Repeat all of the data precisely.

**********

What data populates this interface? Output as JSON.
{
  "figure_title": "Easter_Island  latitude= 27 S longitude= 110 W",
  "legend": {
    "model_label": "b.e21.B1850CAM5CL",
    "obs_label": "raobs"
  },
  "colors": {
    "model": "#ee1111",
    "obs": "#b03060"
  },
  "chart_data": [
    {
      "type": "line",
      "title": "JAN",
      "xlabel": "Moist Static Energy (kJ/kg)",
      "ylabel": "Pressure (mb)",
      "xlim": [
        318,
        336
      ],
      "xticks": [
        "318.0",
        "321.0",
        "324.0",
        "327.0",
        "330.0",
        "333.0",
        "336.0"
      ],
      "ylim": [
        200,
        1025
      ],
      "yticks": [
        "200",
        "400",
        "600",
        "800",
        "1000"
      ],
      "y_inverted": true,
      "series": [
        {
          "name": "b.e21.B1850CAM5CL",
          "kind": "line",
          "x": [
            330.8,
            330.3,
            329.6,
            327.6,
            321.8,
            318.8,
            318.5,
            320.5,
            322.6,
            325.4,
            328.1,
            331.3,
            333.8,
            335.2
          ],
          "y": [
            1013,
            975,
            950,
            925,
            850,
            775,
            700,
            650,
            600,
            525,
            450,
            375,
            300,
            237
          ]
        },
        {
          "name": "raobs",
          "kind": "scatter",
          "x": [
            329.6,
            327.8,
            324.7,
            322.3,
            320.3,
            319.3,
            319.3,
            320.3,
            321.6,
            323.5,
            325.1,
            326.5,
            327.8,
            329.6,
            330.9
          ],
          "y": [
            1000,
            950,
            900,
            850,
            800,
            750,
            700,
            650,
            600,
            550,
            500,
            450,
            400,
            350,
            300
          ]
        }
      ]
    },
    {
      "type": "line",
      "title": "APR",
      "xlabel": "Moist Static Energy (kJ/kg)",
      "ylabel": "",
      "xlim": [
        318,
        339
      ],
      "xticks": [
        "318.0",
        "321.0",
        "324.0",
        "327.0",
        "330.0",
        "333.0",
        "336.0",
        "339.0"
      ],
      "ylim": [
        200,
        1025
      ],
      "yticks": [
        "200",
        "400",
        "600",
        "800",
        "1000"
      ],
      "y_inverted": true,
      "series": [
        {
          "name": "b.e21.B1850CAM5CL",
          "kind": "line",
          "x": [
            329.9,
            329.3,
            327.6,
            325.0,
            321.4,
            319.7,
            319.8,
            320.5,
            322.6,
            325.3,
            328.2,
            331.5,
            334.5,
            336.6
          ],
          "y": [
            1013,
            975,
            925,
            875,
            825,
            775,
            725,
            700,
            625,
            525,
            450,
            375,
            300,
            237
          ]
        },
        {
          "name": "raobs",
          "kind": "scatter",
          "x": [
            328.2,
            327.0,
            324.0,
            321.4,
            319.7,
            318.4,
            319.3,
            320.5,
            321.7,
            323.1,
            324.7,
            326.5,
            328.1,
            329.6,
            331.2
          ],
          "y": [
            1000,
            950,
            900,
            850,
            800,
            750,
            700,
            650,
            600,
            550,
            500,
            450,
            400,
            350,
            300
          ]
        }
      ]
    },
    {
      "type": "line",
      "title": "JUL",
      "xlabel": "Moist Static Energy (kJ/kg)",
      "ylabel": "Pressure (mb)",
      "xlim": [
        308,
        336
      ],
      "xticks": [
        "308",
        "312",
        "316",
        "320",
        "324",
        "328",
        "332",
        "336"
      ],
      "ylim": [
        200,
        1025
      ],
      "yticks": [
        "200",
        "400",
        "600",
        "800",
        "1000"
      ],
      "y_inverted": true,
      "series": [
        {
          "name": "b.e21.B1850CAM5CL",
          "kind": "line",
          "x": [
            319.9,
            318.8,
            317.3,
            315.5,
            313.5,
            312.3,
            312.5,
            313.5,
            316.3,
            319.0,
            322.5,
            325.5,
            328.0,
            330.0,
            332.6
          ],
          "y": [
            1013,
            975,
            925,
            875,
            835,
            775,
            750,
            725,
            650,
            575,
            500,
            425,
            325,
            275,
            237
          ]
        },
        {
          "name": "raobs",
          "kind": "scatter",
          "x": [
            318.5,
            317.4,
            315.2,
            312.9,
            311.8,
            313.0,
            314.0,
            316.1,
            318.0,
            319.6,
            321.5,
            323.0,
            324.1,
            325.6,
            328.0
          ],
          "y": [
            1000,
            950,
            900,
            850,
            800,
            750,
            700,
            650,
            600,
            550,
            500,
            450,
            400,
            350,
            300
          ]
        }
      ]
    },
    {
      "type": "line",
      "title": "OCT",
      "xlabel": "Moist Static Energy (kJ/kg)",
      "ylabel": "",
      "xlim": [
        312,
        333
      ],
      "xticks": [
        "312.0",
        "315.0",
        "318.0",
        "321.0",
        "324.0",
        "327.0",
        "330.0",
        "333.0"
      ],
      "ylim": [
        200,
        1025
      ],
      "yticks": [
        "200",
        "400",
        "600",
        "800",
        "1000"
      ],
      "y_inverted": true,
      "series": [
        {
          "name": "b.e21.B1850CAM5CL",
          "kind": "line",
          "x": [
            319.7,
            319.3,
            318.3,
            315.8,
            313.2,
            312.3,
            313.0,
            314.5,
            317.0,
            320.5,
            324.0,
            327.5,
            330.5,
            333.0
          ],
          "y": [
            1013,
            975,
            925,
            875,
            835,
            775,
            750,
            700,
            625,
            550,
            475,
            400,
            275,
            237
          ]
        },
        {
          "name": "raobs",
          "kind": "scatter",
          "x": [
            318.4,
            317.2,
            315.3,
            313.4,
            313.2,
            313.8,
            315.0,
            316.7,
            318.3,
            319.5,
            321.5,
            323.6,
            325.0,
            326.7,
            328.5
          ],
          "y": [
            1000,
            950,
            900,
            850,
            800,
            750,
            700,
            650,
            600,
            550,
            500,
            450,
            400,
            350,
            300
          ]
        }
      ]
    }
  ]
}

**********

EXPECTED ANSWER
What data populates this interface? Output as JSON.
{
  "figure_title": "Easter_Island  latitude= 27 S longitude= 110 W",
  "legend": {
    "model_label": "b.e21.B1850CAM5CL",
    "obs_label": "raobs"
  },
  "colors": {
    "model": "#ee1111",
    "obs": "#b03060"
  },
  "chart_data": [
    {
      "type": "line",
      "title": "JAN",
      "xlabel": "Moist Static Energy (kJ/kg)",
      "ylabel": "Pressure (mb)",
      "xlim": [
        318,
        336
      ],
      "xticks": [
        "318.0",
        "321.0",
        "324.0",
        "327.0",
        "330.0",
        "333.0",
        "336.0"
      ],
      "ylim": [
        200,
        1025
      ],
      "yticks": [
        "200",
        "400",
        "600",
        "800",
        "1000"
      ],
      "y_inverted": true,
      "series": [
        {
          "name": "b.e21.B1850CAM5CL",
          "kind": "line",
          "x": [
            330.8,
            330.3,
            329.6,
            327.6,
            321.8,
            318.8,
            318.5,
            320.5,
            322.6,
            325.4,
            328.1,
            331.3,
            333.8,
            335.2
          ],
          "y": [
            1013,
            975,
            950,
            925,
            850,
            775,
            700,
            650,
            600,
            525,
            450,
            375,
            300,
            237
          ]
        },
        {
          "name": "raobs",
          "kind": "scatter",
          "x": [
            329.6,
            327.8,
            324.7,
            322.3,
            320.3,
            319.3,
            319.3,
            320.3,
            321.6,
            323.5,
            325.1,
            326.5,
            327.8,
            329.6,
            330.9
          ],
          "y": [
            1000,
            950,
            900,
            850,
            800,
            750,
            700,
            650,
            600,
            550,
            500,
            450,
            400,
            350,
            300
          ]
        }
      ]
    },
    {
      "type": "line",
      "title": "APR",
      "xlabel": "Moist Static Energy (kJ/kg)",
      "ylabel": "",
      "xlim": [
        318,
        339
      ],
      "xticks": [
        "318.0",
        "321.0",
        "324.0",
        "327.0",
        "330.0",
        "333.0",
        "336.0",
        "339.0"
      ],
      "ylim": [
        200,
        1025
      ],
      "yticks": [
        "200",
        "400",
        "600",
        "800",
        "1000"
      ],
      "y_inverted": true,
      "series": [
        {
          "name": "b.e21.B1850CAM5CL",
          "kind": "line",
          "x": [
            329.9,
            329.3,
            327.6,
            325.0,
            321.4,
            319.7,
            319.8,
            320.5,
            322.6,
            325.3,
            328.2,
            331.5,
            334.5,
            336.6
          ],
          "y": [
            1013,
            975,
            925,
            875,
            825,
            775,
            725,
            700,
            625,
            525,
            450,
            375,
            300,
            237
          ]
        },
        {
          "name": "raobs",
          "kind": "scatter",
          "x": [
            328.2,
            327.0,
            324.0,
            321.4,
            319.7,
            318.4,
            319.3,
            320.5,
            321.7,
            323.1,
            324.7,
            326.5,
            328.1,
            329.6,
            331.2
          ],
          "y": [
            1000,
            950,
            900,
            850,
            800,
            750,
            700,
            650,
            600,
            550,
            500,
            450,
            400,
            350,
            300
          ]
        }
      ]
    },
    {
      "type": "line",
      "title": "JUL",
      "xlabel": "Moist Static Energy (kJ/kg)",
      "ylabel": "Pressure (mb)",
      "xlim": [
        308,
        336
      ],
      "xticks": [
        "308",
        "312",
        "316",
        "320",
        "324",
        "328",
        "332",
        "336"
      ],
      "ylim": [
        200,
        1025
      ],
      "yticks": [
        "200",
        "400",
        "600",
        "800",
        "1000"
      ],
      "y_inverted": true,
      "series": [
        {
          "name": "b.e21.B1850CAM5CL",
          "kind": "line",
          "x": [
            319.9,
            318.8,
            317.3,
            315.5,
            313.5,
            312.3,
            312.5,
            313.5,
            316.3,
            319.0,
            322.5,
            325.5,
            328.0,
            330.0,
            332.6
          ],
          "y": [
            1013,
            975,
            925,
            875,
            835,
            775,
            750,
            725,
            650,
            575,
            500,
            425,
            325,
            275,
            237
          ]
        },
        {
          "name": "raobs",
          "kind": "scatter",
          "x": [
            318.5,
            317.4,
            315.2,
            312.9,
            311.8,
            313.0,
            314.0,
            316.1,
            318.0,
            319.6,
            321.5,
            323.0,
            324.1,
            325.6,
            328.0
          ],
          "y": [
            1000,
            950,
            900,
            850,
            800,
            750,
            700,
            650,
            600,
            550,
            500,
            450,
            400,
            350,
            300
          ]
        }
      ]
    },
    {
      "type": "line",
      "title": "OCT",
      "xlabel": "Moist Static Energy (kJ/kg)",
      "ylabel": "",
      "xlim": [
        312,
        333
      ],
      "xticks": [
        "312.0",
        "315.0",
        "318.0",
        "321.0",
        "324.0",
        "327.0",
        "330.0",
        "333.0"
      ],
      "ylim": [
        200,
        1025
      ],
      "yticks": [
        "200",
        "400",
        "600",
        "800",
        "1000"
      ],
      "y_inverted": true,
      "series": [
        {
          "name": "b.e21.B1850CAM5CL",
          "kind": "line",
          "x": [
            319.7,
            319.3,
            318.3,
            315.8,
            313.2,
            312.3,
            313.0,
            314.5,
            317.0,
            320.5,
            324.0,
            327.5,
            330.5,
            333.0
          ],
          "y": [
            1013,
            975,
            925,
            875,
            835,
            775,
            750,
            700,
            625,
            550,
            475,
            400,
            275,
            237
          ]
        },
        {
          "name": "raobs",
          "kind": "scatter",
          "x": [
            318.4,
            317.2,
            315.3,
            313.4,
            313.2,
            313.8,
            315.0,
            316.7,
            318.3,
            319.5,
            321.5,
            323.6,
            325.0,
            326.7,
            328.5
          ],
          "y": [
            1000,
            950,
            900,
            850,
            800,
            750,
            700,
            650,
            600,
            550,
            500,
            450,
            400,
            350,
            300
          ]
        }
      ]
    }
  ]
}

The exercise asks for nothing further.